■ Records for processing
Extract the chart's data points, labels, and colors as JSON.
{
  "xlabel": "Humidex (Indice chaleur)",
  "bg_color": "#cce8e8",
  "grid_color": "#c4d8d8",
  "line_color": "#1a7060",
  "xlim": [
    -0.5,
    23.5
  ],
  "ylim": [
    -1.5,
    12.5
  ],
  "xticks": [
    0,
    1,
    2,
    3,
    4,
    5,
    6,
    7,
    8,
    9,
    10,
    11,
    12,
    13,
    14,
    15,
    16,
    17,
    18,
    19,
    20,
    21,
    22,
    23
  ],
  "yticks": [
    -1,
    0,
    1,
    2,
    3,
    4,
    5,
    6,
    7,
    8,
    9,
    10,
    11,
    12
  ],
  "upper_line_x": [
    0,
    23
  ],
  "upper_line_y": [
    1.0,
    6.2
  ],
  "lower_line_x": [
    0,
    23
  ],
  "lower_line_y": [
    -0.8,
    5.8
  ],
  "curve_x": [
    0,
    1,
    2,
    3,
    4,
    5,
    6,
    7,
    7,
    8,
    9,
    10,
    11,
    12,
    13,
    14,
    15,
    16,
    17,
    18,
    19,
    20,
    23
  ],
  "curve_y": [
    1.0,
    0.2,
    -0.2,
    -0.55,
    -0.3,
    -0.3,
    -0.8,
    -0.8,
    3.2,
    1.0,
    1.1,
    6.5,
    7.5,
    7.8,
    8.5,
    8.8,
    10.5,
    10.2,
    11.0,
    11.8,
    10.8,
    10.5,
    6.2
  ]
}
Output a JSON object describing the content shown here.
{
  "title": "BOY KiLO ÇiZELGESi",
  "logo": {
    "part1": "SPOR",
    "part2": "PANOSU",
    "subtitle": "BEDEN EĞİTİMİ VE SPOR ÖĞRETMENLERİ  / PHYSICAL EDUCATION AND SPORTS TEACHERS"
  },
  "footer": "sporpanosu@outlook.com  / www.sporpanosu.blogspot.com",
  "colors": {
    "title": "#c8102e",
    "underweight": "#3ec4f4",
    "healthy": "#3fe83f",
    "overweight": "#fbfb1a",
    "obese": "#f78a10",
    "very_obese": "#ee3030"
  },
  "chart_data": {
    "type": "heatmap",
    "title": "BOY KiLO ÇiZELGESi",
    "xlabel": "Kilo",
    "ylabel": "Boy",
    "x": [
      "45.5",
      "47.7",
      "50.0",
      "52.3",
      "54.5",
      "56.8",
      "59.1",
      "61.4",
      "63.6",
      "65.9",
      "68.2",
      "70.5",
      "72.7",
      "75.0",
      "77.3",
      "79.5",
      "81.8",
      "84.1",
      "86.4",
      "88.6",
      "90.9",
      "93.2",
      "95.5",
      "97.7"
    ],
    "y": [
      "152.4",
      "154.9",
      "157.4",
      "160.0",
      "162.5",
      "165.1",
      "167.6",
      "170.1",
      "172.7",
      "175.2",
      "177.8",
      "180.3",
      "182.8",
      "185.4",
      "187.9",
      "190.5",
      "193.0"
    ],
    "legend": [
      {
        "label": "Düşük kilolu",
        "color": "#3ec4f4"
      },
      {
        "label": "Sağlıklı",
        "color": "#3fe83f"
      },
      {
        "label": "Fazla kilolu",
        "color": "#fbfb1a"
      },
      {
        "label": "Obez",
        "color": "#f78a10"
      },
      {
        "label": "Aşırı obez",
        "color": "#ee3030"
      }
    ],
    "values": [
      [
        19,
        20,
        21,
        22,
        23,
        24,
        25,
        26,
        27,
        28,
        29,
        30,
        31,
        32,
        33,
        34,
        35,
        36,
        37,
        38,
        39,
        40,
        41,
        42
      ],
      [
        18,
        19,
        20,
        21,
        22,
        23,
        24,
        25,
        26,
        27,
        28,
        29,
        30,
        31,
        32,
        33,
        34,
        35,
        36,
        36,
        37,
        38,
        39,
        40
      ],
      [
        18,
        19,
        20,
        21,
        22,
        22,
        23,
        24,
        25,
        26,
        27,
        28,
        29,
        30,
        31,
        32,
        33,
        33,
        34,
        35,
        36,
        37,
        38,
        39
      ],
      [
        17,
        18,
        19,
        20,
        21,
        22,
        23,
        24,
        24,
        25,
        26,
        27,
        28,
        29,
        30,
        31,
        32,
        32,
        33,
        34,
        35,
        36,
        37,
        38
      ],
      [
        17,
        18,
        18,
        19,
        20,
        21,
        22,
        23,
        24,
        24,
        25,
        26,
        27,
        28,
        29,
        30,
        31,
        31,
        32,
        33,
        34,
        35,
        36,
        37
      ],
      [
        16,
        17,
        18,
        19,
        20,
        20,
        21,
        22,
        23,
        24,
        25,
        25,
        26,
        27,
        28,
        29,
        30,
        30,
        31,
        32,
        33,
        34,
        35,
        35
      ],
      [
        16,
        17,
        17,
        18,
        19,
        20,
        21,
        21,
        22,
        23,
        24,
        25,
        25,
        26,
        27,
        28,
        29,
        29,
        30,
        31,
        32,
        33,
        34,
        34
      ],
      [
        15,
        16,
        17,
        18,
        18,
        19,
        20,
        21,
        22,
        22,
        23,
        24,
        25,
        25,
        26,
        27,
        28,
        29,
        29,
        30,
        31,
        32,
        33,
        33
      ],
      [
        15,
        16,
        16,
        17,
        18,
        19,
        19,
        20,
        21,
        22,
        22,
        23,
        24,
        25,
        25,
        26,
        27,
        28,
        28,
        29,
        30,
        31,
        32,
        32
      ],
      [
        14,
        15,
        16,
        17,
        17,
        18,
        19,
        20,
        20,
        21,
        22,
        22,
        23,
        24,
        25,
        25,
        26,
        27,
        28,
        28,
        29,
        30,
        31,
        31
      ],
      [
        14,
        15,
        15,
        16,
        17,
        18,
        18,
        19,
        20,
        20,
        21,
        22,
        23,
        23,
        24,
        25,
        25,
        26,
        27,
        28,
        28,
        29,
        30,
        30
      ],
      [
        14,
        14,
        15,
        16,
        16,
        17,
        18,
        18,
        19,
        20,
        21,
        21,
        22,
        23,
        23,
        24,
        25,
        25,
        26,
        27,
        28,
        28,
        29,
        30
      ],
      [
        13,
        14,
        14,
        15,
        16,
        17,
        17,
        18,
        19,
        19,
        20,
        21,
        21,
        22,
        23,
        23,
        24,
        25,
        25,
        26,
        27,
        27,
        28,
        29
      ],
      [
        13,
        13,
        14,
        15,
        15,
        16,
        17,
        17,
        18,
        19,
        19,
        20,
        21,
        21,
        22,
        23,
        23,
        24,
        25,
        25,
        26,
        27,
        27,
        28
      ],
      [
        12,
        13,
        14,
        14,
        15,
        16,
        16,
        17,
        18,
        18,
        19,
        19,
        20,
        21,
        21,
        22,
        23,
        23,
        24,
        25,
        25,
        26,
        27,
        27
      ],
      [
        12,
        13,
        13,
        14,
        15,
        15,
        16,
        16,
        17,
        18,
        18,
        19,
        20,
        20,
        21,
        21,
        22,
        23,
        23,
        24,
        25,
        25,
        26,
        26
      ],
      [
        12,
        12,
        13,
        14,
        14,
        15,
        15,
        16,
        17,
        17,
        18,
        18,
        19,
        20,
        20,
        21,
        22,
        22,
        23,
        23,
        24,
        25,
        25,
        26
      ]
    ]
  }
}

■ Description of the task
Quote the listing in full, please, keeping every line exact.

■ Response
Extract the chart's data points, labels, and colors as JSON.
{
  "xlabel": "Humidex (Indice chaleur)",
  "bg_color": "#cce8e8",
  "grid_color": "#c4d8d8",
  "line_color": "#1a7060",
  "xlim": [
    -0.5,
    23.5
  ],
  "ylim": [
    -1.5,
    12.5
  ],
  "xticks": [
    0,
    1,
    2,
    3,
    4,
    5,
    6,
    7,
    8,
    9,
    10,
    11,
    12,
    13,
    14,
    15,
    16,
    17,
    18,
    19,
    20,
    21,
    22,
    23
  ],
  "yticks": [
    -1,
    0,
    1,
    2,
    3,
    4,
    5,
    6,
    7,
    8,
    9,
    10,
    11,
    12
  ],
  "upper_line_x": [
    0,
    23
  ],
  "upper_line_y": [
    1.0,
    6.2
  ],
  "lower_line_x": [
    0,
    23
  ],
  "lower_line_y": [
    -0.8,
    5.8
  ],
  "curve_x": [
    0,
    1,
    2,
    3,
    4,
    5,
    6,
    7,
    7,
    8,
    9,
    10,
    11,
    12,
    13,
    14,
    15,
    16,
    17,
    18,
    19,
    20,
    23
  ],
  "curve_y": [
    1.0,
    0.2,
    -0.2,
    -0.55,
    -0.3,
    -0.3,
    -0.8,
    -0.8,
    3.2,
    1.0,
    1.1,
    6.5,
    7.5,
    7.8,
    8.5,
    8.8,
    10.5,
    10.2,
    11.0,
    11.8,
    10.8,
    10.5,
    6.2
  ]
}
Output a JSON object describing the content shown here.
{
  "title": "BOY KiLO ÇiZELGESi",
  "logo": {
    "part1": "SPOR",
    "part2": "PANOSU",
    "subtitle": "BEDEN EĞİTİMİ VE SPOR ÖĞRETMENLERİ  / PHYSICAL EDUCATION AND SPORTS TEACHERS"
  },
  "footer": "sporpanosu@outlook.com  / www.sporpanosu.blogspot.com",
  "colors": {
    "title": "#c8102e",
    "underweight": "#3ec4f4",
    "healthy": "#3fe83f",
    "overweight": "#fbfb1a",
    "obese": "#f78a10",
    "very_obese": "#ee3030"
  },
  "chart_data": {
    "type": "heatmap",
    "title": "BOY KiLO ÇiZELGESi",
    "xlabel": "Kilo",
    "ylabel": "Boy",
    "x": [
      "45.5",
      "47.7",
      "50.0",
      "52.3",
      "54.5",
      "56.8",
      "59.1",
      "61.4",
      "63.6",
      "65.9",
      "68.2",
      "70.5",
      "72.7",
      "75.0",
      "77.3",
      "79.5",
      "81.8",
      "84.1",
      "86.4",
      "88.6",
      "90.9",
      "93.2",
      "95.5",
      "97.7"
    ],
    "y": [
      "152.4",
      "154.9",
      "157.4",
      "160.0",
      "162.5",
      "165.1",
      "167.6",
      "170.1",
      "172.7",
      "175.2",
      "177.8",
      "180.3",
      "182.8",
      "185.4",
      "187.9",
      "190.5",
      "193.0"
    ],
    "legend": [
      {
        "label": "Düşük kilolu",
        "color": "#3ec4f4"
      },
      {
        "label": "Sağlıklı",
        "color": "#3fe83f"
      },
      {
        "label": "Fazla kilolu",
        "color": "#fbfb1a"
      },
      {
        "label": "Obez",
        "color": "#f78a10"
      },
      {
        "label": "Aşırı obez",
        "color": "#ee3030"
      }
    ],
    "values": [
      [
        19,
        20,
        21,
        22,
        23,
        24,
        25,
        26,
        27,
        28,
        29,
        30,
        31,
        32,
        33,
        34,
        35,
        36,
        37,
        38,
        39,
        40,
        41,
        42
      ],
      [
        18,
        19,
        20,
        21,
        22,
        23,
        24,
        25,
        26,
        27,
        28,
        29,
        30,
        31,
        32,
        33,
        34,
        35,
        36,
        36,
        37,
        38,
        39,
        40
      ],
      [
        18,
        19,
        20,
        21,
        22,
        22,
        23,
        24,
        25,
        26,
        27,
        28,
        29,
        30,
        31,
        32,
        33,
        33,
        34,
        35,
        36,
        37,
        38,
        39
      ],
      [
        17,
        18,
        19,
        20,
        21,
        22,
        23,
        24,
        24,
        25,
        26,
        27,
        28,
        29,
        30,
        31,
        32,
        32,
        33,
        34,
        35,
        36,
        37,
        38
      ],
      [
        17,
        18,
        18,
        19,
        20,
        21,
        22,
        23,
        24,
        24,
        25,
        26,
        27,
        28,
        29,
        30,
        31,
        31,
        32,
        33,
        34,
        35,
        36,
        37
      ],
      [
        16,
        17,
        18,
        19,
        20,
        20,
        21,
        22,
        23,
        24,
        25,
        25,
        26,
        27,
        28,
        29,
        30,
        30,
        31,
        32,
        33,
        34,
        35,
        35
      ],
      [
        16,
        17,
        17,
        18,
        19,
        20,
        21,
        21,
        22,
        23,
        24,
        25,
        25,
        26,
        27,
        28,
        29,
        29,
        30,
        31,
        32,
        33,
        34,
        34
      ],
      [
        15,
        16,
        17,
        18,
        18,
        19,
        20,
        21,
        22,
        22,
        23,
        24,
        25,
        25,
        26,
        27,
        28,
        29,
        29,
        30,
        31,
        32,
        33,
        33
      ],
      [
        15,
        16,
        16,
        17,
        18,
        19,
        19,
        20,
        21,
        22,
        22,
        23,
        24,
        25,
        25,
        26,
        27,
        28,
        28,
        29,
        30,
        31,
        32,
        32
      ],
      [
        14,
        15,
        16,
        17,
        17,
        18,
        19,
        20,
        20,
        21,
        22,
        22,
        23,
        24,
        25,
        25,
        26,
        27,
        28,
        28,
        29,
        30,
        31,
        31
      ],
      [
        14,
        15,
        15,
        16,
        17,
        18,
        18,
        19,
        20,
        20,
        21,
        22,
        23,
        23,
        24,
        25,
        25,
        26,
        27,
        28,
        28,
        29,
        30,
        30
      ],
      [
        14,
        14,
        15,
        16,
        16,
        17,
        18,
        18,
        19,
        20,
        21,
        21,
        22,
        23,
        23,
        24,
        25,
        25,
        26,
        27,
        28,
        28,
        29,
        30
      ],
      [
        13,
        14,
        14,
        15,
        16,
        17,
        17,
        18,
        19,
        19,
        20,
        21,
        21,
        22,
        23,
        23,
        24,
        25,
        25,
        26,
        27,
        27,
        28,
        29
      ],
      [
        13,
        13,
        14,
        15,
        15,
        16,
        17,
        17,
        18,
        19,
        19,
        20,
        21,
        21,
        22,
        23,
        23,
        24,
        25,
        25,
        26,
        27,
        27,
        28
      ],
      [
        12,
        13,
        14,
        14,
        15,
        16,
        16,
        17,
        18,
        18,
        19,
        19,
        20,
        21,
        21,
        22,
        23,
        23,
        24,
        25,
        25,
        26,
        27,
        27
      ],
      [
        12,
        13,
        13,
        14,
        15,
        15,
        16,
        16,
        17,
        18,
        18,
        19,
        20,
        20,
        21,
        21,
        22,
        23,
        23,
        24,
        25,
        25,
        26,
        26
      ],
      [
        12,
        12,
        13,
        14,
        14,
        15,
        15,
        16,
        17,
        17,
        18,
        18,
        19,
        20,
        20,
        21,
        22,
        22,
        23,
        23,
        24,
        25,
        25,
        26
      ]
    ]
  }
}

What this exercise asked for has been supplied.